— BEGIN —

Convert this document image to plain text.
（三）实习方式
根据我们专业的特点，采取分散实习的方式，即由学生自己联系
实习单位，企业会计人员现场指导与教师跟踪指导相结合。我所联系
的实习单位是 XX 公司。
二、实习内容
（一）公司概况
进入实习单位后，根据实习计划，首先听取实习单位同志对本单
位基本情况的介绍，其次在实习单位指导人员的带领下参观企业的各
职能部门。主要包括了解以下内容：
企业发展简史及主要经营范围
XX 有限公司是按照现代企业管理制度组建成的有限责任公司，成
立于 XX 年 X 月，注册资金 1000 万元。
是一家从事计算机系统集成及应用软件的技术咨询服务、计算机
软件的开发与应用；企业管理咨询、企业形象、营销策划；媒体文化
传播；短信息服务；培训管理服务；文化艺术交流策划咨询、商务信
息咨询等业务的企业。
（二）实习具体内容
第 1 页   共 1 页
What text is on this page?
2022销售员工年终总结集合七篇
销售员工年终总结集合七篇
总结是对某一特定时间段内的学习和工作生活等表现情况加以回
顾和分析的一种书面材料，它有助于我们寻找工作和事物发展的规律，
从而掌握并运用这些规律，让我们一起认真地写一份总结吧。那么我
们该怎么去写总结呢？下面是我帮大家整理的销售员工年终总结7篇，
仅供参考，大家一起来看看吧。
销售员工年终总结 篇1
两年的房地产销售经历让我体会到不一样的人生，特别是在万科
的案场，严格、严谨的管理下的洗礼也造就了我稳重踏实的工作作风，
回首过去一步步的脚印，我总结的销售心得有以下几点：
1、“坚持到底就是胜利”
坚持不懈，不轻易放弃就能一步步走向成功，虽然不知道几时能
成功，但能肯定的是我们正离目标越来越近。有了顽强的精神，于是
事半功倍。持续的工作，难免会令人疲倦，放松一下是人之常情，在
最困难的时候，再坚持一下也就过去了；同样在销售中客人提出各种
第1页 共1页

— END —

▸ **Exercise brief**
Write out all of the records once more, exactly.

▸ **Answer to this exercise**
Convert this document image to plain text.
（三）实习方式
根据我们专业的特点，采取分散实习的方式，即由学生自己联系
实习单位，企业会计人员现场指导与教师跟踪指导相结合。我所联系
的实习单位是 XX 公司。
二、实习内容
（一）公司概况
进入实习单位后，根据实习计划，首先听取实习单位同志对本单
位基本情况的介绍，其次在实习单位指导人员的带领下参观企业的各
职能部门。主要包括了解以下内容：
企业发展简史及主要经营范围
XX 有限公司是按照现代企业管理制度组建成的有限责任公司，成
立于 XX 年 X 月，注册资金 1000 万元。
是一家从事计算机系统集成及应用软件的技术咨询服务、计算机
软件的开发与应用；企业管理咨询、企业形象、营销策划；媒体文化
传播；短信息服务；培训管理服务；文化艺术交流策划咨询、商务信
息咨询等业务的企业。
（二）实习具体内容
第 1 页   共 1 页
What text is on this page?
2022销售员工年终总结集合七篇
销售员工年终总结集合七篇
总结是对某一特定时间段内的学习和工作生活等表现情况加以回
顾和分析的一种书面材料，它有助于我们寻找工作和事物发展的规律，
从而掌握并运用这些规律，让我们一起认真地写一份总结吧。那么我
们该怎么去写总结呢？下面是我帮大家整理的销售员工年终总结7篇，
仅供参考，大家一起来看看吧。
销售员工年终总结 篇1
两年的房地产销售经历让我体会到不一样的人生，特别是在万科
的案场，严格、严谨的管理下的洗礼也造就了我稳重踏实的工作作风，
回首过去一步步的脚印，我总结的销售心得有以下几点：
1、“坚持到底就是胜利”
坚持不懈，不轻易放弃就能一步步走向成功，虽然不知道几时能
成功，但能肯定的是我们正离目标越来越近。有了顽强的精神，于是
事半功倍。持续的工作，难免会令人疲倦，放松一下是人之常情，在
最困难的时候，再坚持一下也就过去了；同样在销售中客人提出各种
第1页 共1页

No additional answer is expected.